**Information provided:**
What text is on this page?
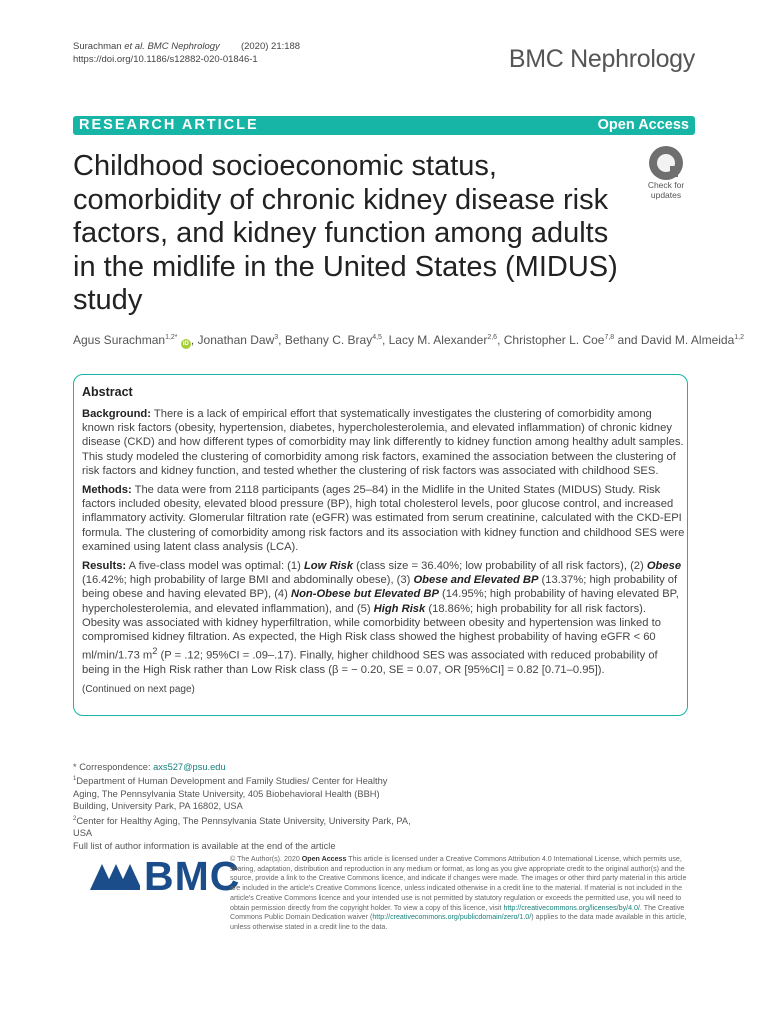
Surachman et al. BMC Nephrology (2020) 21:188
https://doi.org/10.1186/s12882-020-01846-1	BMC Nephrology
RESEARCH ARTICLE	Open Access
Childhood socioeconomic status, comorbidity of chronic kidney disease risk factors, and kidney function among adults in the midlife in the United States (MIDUS) study
Check for
updates
Agus Surachman$^{1,2*}$ iD , Jonathan Daw$^3$, Bethany C. Bray$^{4,5}$, Lacy M. Alexander$^{2,6}$, Christopher L. Coe$^{7,8}$ and David M. Almeida$^{1,2}$
Abstract

Background: There is a lack of empirical effort that systematically investigates the clustering of comorbidity among known risk factors (obesity, hypertension, diabetes, hypercholesterolemia, and elevated inflammation) of chronic kidney disease (CKD) and how different types of comorbidity may link differently to kidney function among healthy adult samples. This study modeled the clustering of comorbidity among risk factors, examined the association between the clustering of risk factors and kidney function, and tested whether the clustering of risk factors was associated with childhood SES.

Methods: The data were from 2118 participants (ages 25–84) in the Midlife in the United States (MIDUS) Study. Risk factors included obesity, elevated blood pressure (BP), high total cholesterol levels, poor glucose control, and increased inflammatory activity. Glomerular filtration rate (eGFR) was estimated from serum creatinine, calculated with the CKD-EPI formula. The clustering of comorbidity among risk factors and its association with kidney function and childhood SES were examined using latent class analysis (LCA).

Results: A five-class model was optimal: (1) Low Risk (class size = 36.40%; low probability of all risk factors), (2) Obese (16.42%; high probability of large BMI and abdominally obese), (3) Obese and Elevated BP (13.37%; high probability of being obese and having elevated BP), (4) Non-Obese but Elevated BP (14.95%; high probability of having elevated BP, hypercholesterolemia, and elevated inflammation), and (5) High Risk (18.86%; high probability for all risk factors). Obesity was associated with kidney hyperfiltration, while comorbidity between obesity and hypertension was linked to compromised kidney filtration. As expected, the High Risk class showed the highest probability of having eGFR < 60 ml/min/1.73 $m^2$ (P = .12; 95%CI = .09–.17). Finally, higher childhood SES was associated with reduced probability of being in the High Risk rather than Low Risk class (β = − 0.20, SE = 0.07, OR [95%CI] = 0.82 [0.71–0.95]).

(Continued on next page)
* Correspondence: axs527@psu.edu
$^1$Department of Human Development and Family Studies/ Center for Healthy Aging, The Pennsylvania State University, 405 Biobehavioral Health (BBH) Building, University Park, PA 16802, USA
$^2$Center for Healthy Aging, The Pennsylvania State University, University Park, PA, USA
Full list of author information is available at the end of the article
BMC
© The Author(s). 2020 Open Access This article is licensed under a Creative Commons Attribution 4.0 International License, which permits use, sharing, adaptation, distribution and reproduction in any medium or format, as long as you give appropriate credit to the original author(s) and the source, provide a link to the Creative Commons licence, and indicate if changes were made. The images or other third party material in this article are included in the article's Creative Commons licence, unless indicated otherwise in a credit line to the material. If material is not included in the article's Creative Commons licence and your intended use is not permitted by statutory regulation or exceeds the permitted use, you will need to obtain permission directly from the copyright holder. To view a copy of this licence, visit http://creativecommons.org/licenses/by/4.0/. The Creative Commons Public Domain Dedication waiver (http://creativecommons.org/publicdomain/zero/1.0/) applies to the data made available in this article, unless otherwise stated in a credit line to the data.
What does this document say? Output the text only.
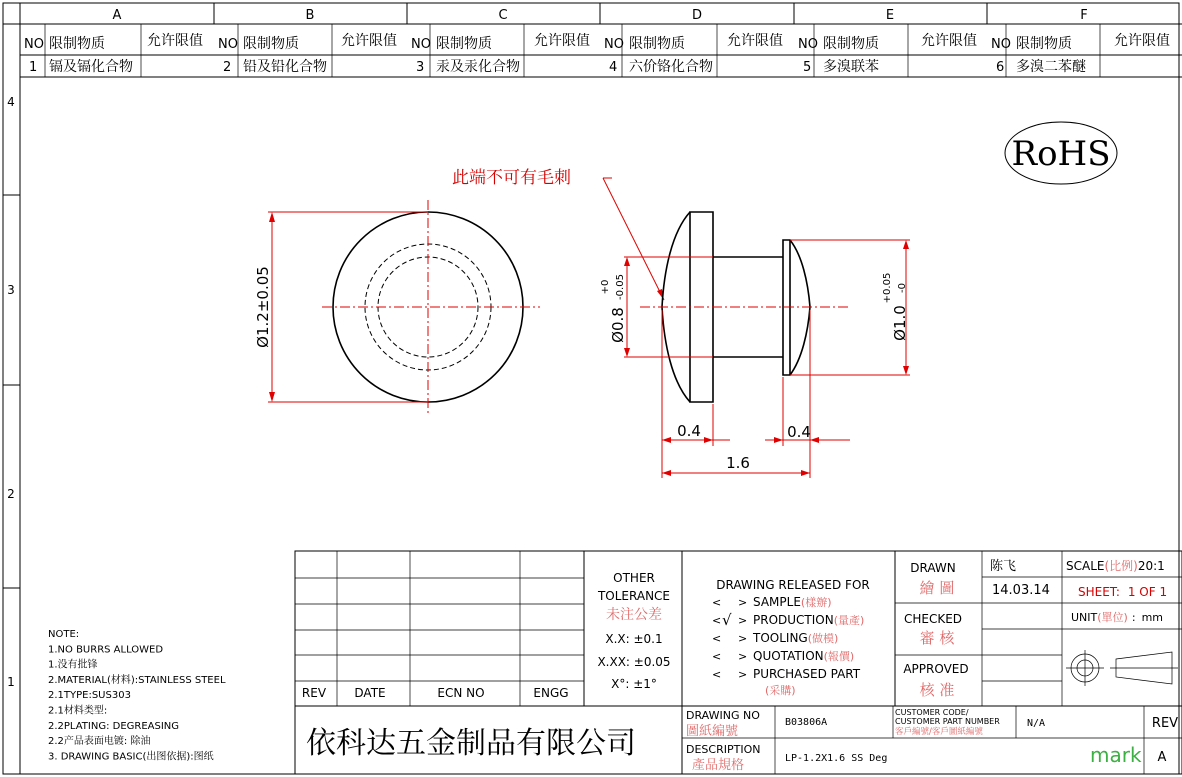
A	B	C	D	E	F
4
3
2
1
NO 限制物质	允许限值 NO 限制物质	允许限值 NO 限制物质	允许限值 NO 限制物质	允许限值 NO 限制物质	允许限值 NO 限制物质	允许限值
1 镉及镉化合物	2 铅及铅化合物	3 汞及汞化合物	4 六价铬化合物	5 多溴联苯	6 多溴二苯醚
RoHS
此端不可有毛刺
Ø1.2±0.05	Ø0.8
+0 -0.05
Ø1.0
+0.05 -0
0.4	0.4
1.6
NOTE:
1.NO BURRS ALLOWED
1.没有批锋
2.MATERIAL(材料):STAINLESS STEEL
2.1TYPE:SUS303
2.1材料类型:
2.2PLATING: DEGREASING
2.2产品表面电镀: 除油
3. DRAWING BASIC(出图依据):图纸
REV DATE	ECN NO	ENGG
OTHER
TOLERANCE
未注公差
X.X: ±0.1
X.XX: ±0.05
X°: ±1°
DRAWING RELEASED FOR
< > SAMPLE(樣辦)
< >
√ PRODUCTION(量產)
< > TOOLING(做模)
< > QUOTATION(報價)
< > PURCHASED PART (采購)
DRAWN
繪 圖
陈飞
14.03.14
CHECKED
審 核
APPROVED
核 准
SCALE(比例)20:1
SHEET: 1 OF 1
UNIT(單位) : mm
依科达五金制品有限公司
DRAWING NO
圖紙編號
B03806A
DESCRIPTION
產品規格	LP-1.2X1.6 SS Deg
CUSTOMER CODE/
CUSTOMER PART NUMBER
客戶編號/客戶圖紙編號
N/A	REV
A
mark
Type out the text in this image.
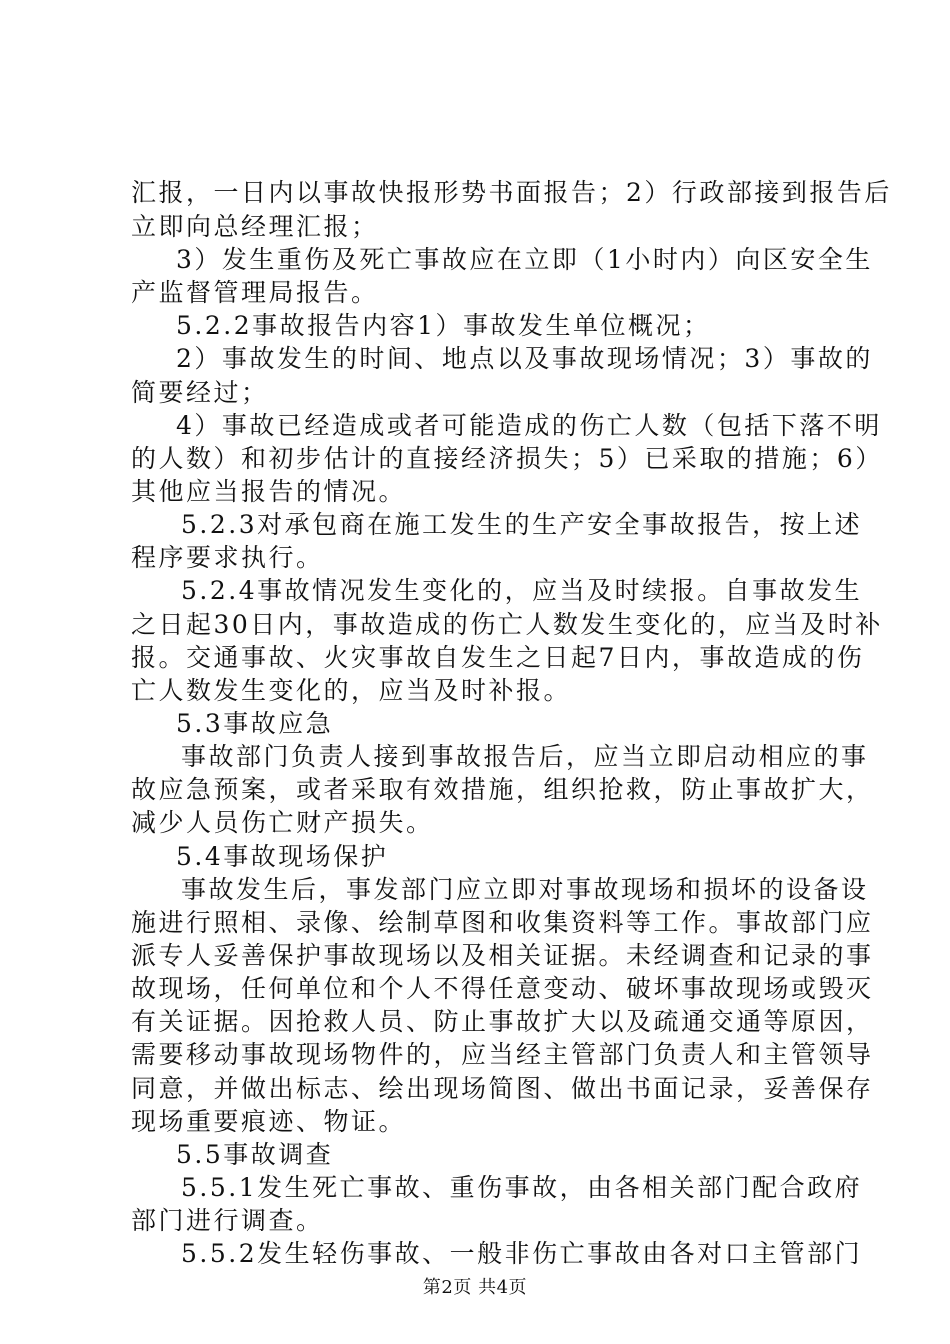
汇报，一日内以事故快报形势书面报告；2）行政部接到报告后
立即向总经理汇报；
3）发生重伤及死亡事故应在立即（1小时内）向区安全生
产监督管理局报告。
5.2.2事故报告内容1）事故发生单位概况；
2）事故发生的时间、地点以及事故现场情况；3）事故的
简要经过；
4）事故已经造成或者可能造成的伤亡人数（包括下落不明
的人数）和初步估计的直接经济损失；5）已采取的措施；6）
其他应当报告的情况。
5.2.3对承包商在施工发生的生产安全事故报告，按上述
程序要求执行。
5.2.4事故情况发生变化的，应当及时续报。自事故发生
之日起30日内，事故造成的伤亡人数发生变化的，应当及时补
报。交通事故、火灾事故自发生之日起7日内，事故造成的伤
亡人数发生变化的，应当及时补报。
5.3事故应急
事故部门负责人接到事故报告后，应当立即启动相应的事
故应急预案，或者采取有效措施，组织抢救，防止事故扩大，
减少人员伤亡财产损失。
5.4事故现场保护
事故发生后，事发部门应立即对事故现场和损坏的设备设
施进行照相、录像、绘制草图和收集资料等工作。事故部门应
派专人妥善保护事故现场以及相关证据。未经调查和记录的事
故现场，任何单位和个人不得任意变动、破坏事故现场或毁灭
有关证据。因抢救人员、防止事故扩大以及疏通交通等原因，
需要移动事故现场物件的，应当经主管部门负责人和主管领导
同意，并做出标志、绘出现场简图、做出书面记录，妥善保存
现场重要痕迹、物证。
5.5事故调查
5.5.1发生死亡事故、重伤事故，由各相关部门配合政府
部门进行调查。
第2页 共4页
5.5.2发生轻伤事故、一般非伤亡事故由各对口主管部门
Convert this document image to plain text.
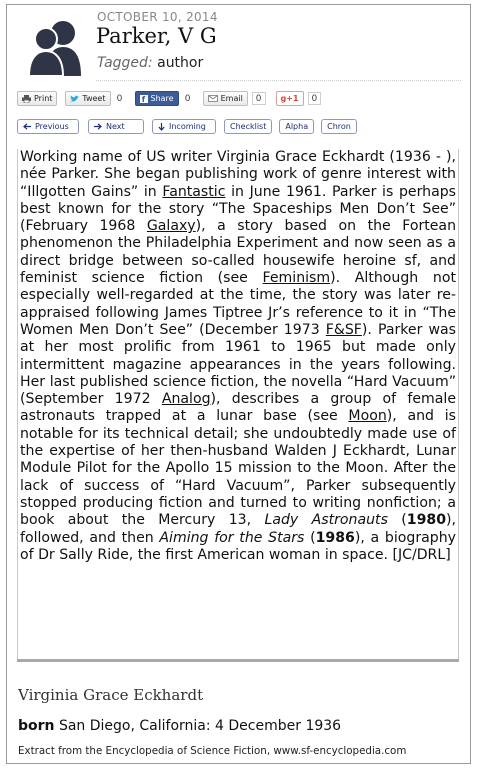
OCTOBER 10, 2014
Parker, V G
Tagged: author
Print	Tweet 0 f Share 0	Email	0	g+1	0
Previous	Next	Incoming	Checklist Alpha Chron
Working name of US writer Virginia Grace Eckhardt (1936 - ), née Parker. She began publishing work of genre interest with “Illgotten Gains” in Fantastic in June 1961. Parker is perhaps best known for the story “The Spaceships Men Don’t See” (February 1968 Galaxy), a story based on the Fortean phenomenon the Philadelphia Experiment and now seen as a direct bridge between so-called housewife heroine sf, and feminist science fiction (see Feminism). Although not especially well-regarded at the time, the story was later re-appraised following James Tiptree Jr’s reference to it in “The Women Men Don’t See” (December 1973 F&SF). Parker was at her most prolific from 1961 to 1965 but made only intermittent magazine appearances in the years following. Her last published science fiction, the novella “Hard Vacuum” (September 1972 Analog), describes a group of female astronauts trapped at a lunar base (see Moon), and is notable for its technical detail; she undoubtedly made use of the expertise of her then-husband Walden J Eckhardt, Lunar Module Pilot for the Apollo 15 mission to the Moon. After the lack of success of “Hard Vacuum”, Parker subsequently stopped producing fiction and turned to writing nonfiction; a book about the Mercury 13, Lady Astronauts (1980), followed, and then Aiming for the Stars (1986), a biography of Dr Sally Ride, the first American woman in space. [JC/DRL]
Virginia Grace Eckhardt
born San Diego, California: 4 December 1936
Extract from the Encyclopedia of Science Fiction, www.sf-encyclopedia.com
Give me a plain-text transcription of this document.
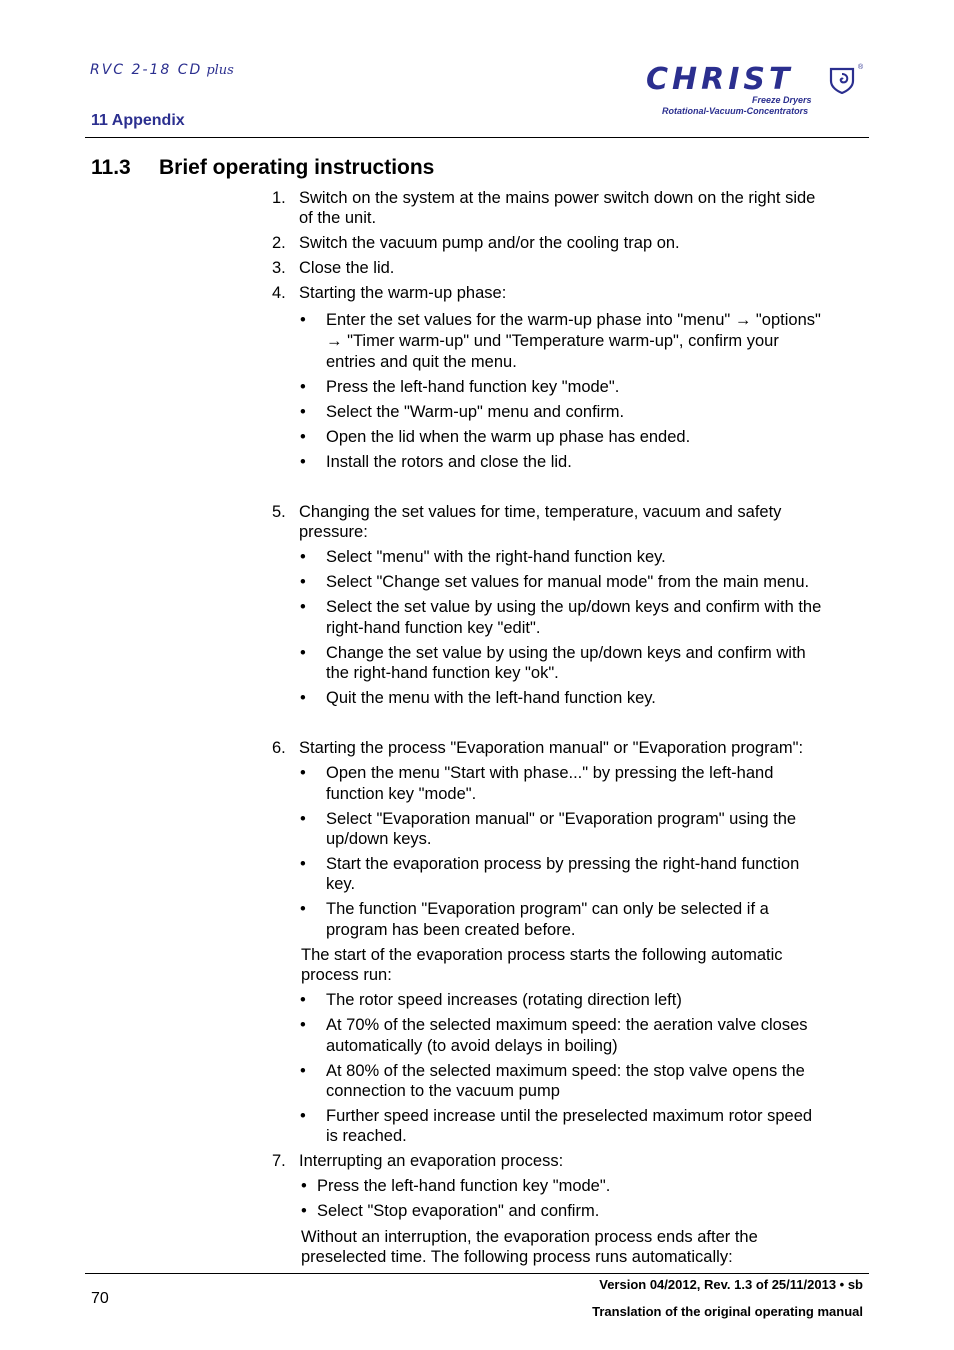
RVC 2-18 CD plus
11 Appendix
CHRIST	®
Freeze Dryers
Rotational-Vacuum-Concentrators
11.3 Brief operating instructions
1. Switch on the system at the mains power switch down on the right side
of the unit.
2. Switch the vacuum pump and/or the cooling trap on.
3. Close the lid.
4. Starting the warm-up phase:
• Enter the set values for the warm-up phase into "menu" → "options"
→ "Timer warm-up" und "Temperature warm-up", confirm your
entries and quit the menu.
• Press the left-hand function key "mode".
• Select the "Warm-up" menu and confirm.
• Open the lid when the warm up phase has ended.
• Install the rotors and close the lid.
5. Changing the set values for time, temperature, vacuum and safety
pressure:
• Select "menu" with the right-hand function key.
• Select "Change set values for manual mode" from the main menu.
• Select the set value by using the up/down keys and confirm with the
right-hand function key "edit".
• Change the set value by using the up/down keys and confirm with
the right-hand function key "ok".
• Quit the menu with the left-hand function key.
6. Starting the process "Evaporation manual" or "Evaporation program":
• Open the menu "Start with phase..." by pressing the left-hand
function key "mode".
• Select "Evaporation manual" or "Evaporation program" using the
up/down keys.
• Start the evaporation process by pressing the right-hand function
key.
• The function "Evaporation program" can only be selected if a
program has been created before.
The start of the evaporation process starts the following automatic
process run:
• The rotor speed increases (rotating direction left)
• At 70% of the selected maximum speed: the aeration valve closes
automatically (to avoid delays in boiling)
• At 80% of the selected maximum speed: the stop valve opens the
connection to the vacuum pump
• Further speed increase until the preselected maximum rotor speed
is reached.
7. Interrupting an evaporation process:
• Press the left-hand function key "mode".
• Select "Stop evaporation" and confirm.
Without an interruption, the evaporation process ends after the
preselected time. The following process runs automatically:
70
Version 04/2012, Rev. 1.3 of 25/11/2013 • sb
Translation of the original operating manual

**Your objective:** Gather every line from the listing above in which the word "phase" appears.

**Solution:**
4. Starting the warm-up phase:
• Enter the set values for the warm-up phase into "menu" → "options"
• Open the lid when the warm up phase has ended.
• Open the menu "Start with phase..." by pressing the left-hand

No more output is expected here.